-- SELECTED TEXT follows --

This month in honor of Ramadan, Salima Benkhalti shares her dad’s special Moroccan Harira recipe, a traditional soup used to break the fast, also known as Iftar.
Salima’s Moroccan Harira soup is part of our Flavors of Culture series where we explore the powerful connection between food and culture with food allergies.
Who is Salima?
Salima is the voice, recipe developer, and photographer behind Salima’s Kitchen. She shares her blend of Moroccan and Puerto Rican heritage through cooking tips and creative, vibrant recipes with an allergy friendly focus.
Her allergies include soy, sesame, hazelnuts, cats, dogs, and several kinds of trees and pollen.
Salima’s Moroccan Harira Recipe and food traditions
- What do food traditions mean to you?
Food traditions are the root of my culture. Growing up with parents from two different cultures, we came together every night at the dinner table with a common love of food.
My parents met in France as starving college students. My dad expressed his love through food, so they would cook together instead of going out on dates. This tradition carried on into my childhood. We rarely went out to eat as we knew we could create more magic in our own kitchen.
While my mom grew up eating fresh tropical fruit, rice and beans, my dad’s steady diet consisted of lamb, bread and every vegetable you could imagine. Together, they married spices such as cayenne and cinnamon with ingredients like coconut and plantains in a way that worked without any explanation needed.
When we weren’t eating traditional Moroccan or Puerto Rican dishes, my parents were concocting something completely new in the kitchen.
- When did you learn to cook and how has cooking empowered you to manage your food allergies?
As a young girl (8-10 years old), my parents decided that they wanted my brother and I to be responsible for cooking one meal a week. My mom would provide the cookbooks or ask us to browse online for dishes we wanted to make. Then, she’d help us find a recipe and shop for ingredients.
We would roll up our sleeves and get cooking. This kind of encouragement gave me such a sense of confidence in the kitchen and empowered me to manage my food allergies.
Every evening over dinner, we talked about what we were eating and shared stories from our day. Through these family meals, I learned how special food is; to embrace it and not fear food because of my food allergies.
- What food was typically served at your holiday table?
We celebrated Ramadan, Christmas and the Three Kings Day along with many other holidays. For Puerto Rican holidays, we didn’t focus on traditional meals as my mom left Puerto Rico at a young age.
Traditional foods such as this Moroccan Harira soup, honey sesame cookies and dates were served during Ramadan and other Moroccan holidays. However, it wasn’t a strict thing we followed, some days we just ate couscous.
- How does your cooking style reflect your two cultures and how do food allergies play into that?
I still like to cook without boundaries by adding ‘unconventional’ spices to dishes that others might not. I generously sprinkle spices without measuring amounts and go by the taste of a dish. The lessons my parents taught me are emulated in every aspect of my cooking style.

-- SELECTED TEXT concluded --
-- DATA SECTION follows --

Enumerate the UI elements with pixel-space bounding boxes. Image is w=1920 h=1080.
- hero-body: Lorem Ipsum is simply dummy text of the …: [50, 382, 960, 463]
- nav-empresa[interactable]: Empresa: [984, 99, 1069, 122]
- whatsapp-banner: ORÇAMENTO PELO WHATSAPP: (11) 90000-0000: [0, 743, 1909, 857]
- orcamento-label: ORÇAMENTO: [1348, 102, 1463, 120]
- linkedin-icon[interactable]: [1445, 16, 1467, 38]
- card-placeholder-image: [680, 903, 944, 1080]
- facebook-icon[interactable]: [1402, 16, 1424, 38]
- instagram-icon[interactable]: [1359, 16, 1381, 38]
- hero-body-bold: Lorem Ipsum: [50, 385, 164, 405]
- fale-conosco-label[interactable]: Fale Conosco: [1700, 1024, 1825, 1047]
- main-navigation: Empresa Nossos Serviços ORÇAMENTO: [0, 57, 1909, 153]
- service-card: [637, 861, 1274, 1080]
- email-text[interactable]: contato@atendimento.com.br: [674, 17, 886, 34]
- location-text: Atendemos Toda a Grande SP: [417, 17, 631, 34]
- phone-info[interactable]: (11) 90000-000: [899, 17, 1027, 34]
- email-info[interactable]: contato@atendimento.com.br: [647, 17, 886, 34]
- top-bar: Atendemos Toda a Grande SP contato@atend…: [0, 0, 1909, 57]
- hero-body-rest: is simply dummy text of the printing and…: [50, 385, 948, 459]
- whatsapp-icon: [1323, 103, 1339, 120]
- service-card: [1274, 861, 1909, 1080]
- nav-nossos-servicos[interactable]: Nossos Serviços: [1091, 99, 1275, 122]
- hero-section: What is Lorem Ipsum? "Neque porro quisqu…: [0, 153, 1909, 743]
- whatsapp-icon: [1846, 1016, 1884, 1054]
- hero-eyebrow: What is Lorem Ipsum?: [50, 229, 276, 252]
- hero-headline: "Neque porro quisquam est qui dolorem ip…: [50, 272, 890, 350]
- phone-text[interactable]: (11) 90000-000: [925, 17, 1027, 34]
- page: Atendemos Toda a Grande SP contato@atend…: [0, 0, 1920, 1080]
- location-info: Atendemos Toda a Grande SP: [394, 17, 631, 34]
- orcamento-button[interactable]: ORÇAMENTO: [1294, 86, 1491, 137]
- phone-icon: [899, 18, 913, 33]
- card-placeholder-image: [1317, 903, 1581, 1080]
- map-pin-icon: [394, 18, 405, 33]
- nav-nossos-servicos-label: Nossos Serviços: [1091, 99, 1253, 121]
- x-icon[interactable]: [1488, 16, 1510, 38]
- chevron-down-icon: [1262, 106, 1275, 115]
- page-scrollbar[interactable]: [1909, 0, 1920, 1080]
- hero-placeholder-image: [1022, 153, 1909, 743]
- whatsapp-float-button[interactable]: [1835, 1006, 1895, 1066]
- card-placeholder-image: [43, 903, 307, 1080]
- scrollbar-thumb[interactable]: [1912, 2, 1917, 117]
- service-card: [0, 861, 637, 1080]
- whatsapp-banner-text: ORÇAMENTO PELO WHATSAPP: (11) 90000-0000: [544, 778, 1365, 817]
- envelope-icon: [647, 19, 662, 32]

-- DATA SECTION concluded --

_WHAT THIS TASK INVOLVES:_ Edit the article on Salima's Moroccan Harira from "We would roll" to "your holiday table?", putting "assurance" in place of "confidence".

_RESPONSE:_
We would roll up our sleeves and get cooking. This kind of encouragement gave me such a sense of assurance in the kitchen and empowered me to manage my food allergies.
Every evening over dinner, we talked about what we were eating and shared stories from our day. Through these family meals, I learned how special food is; to embrace it and not fear food because of my food allergies.
- What food was typically served at your holiday table?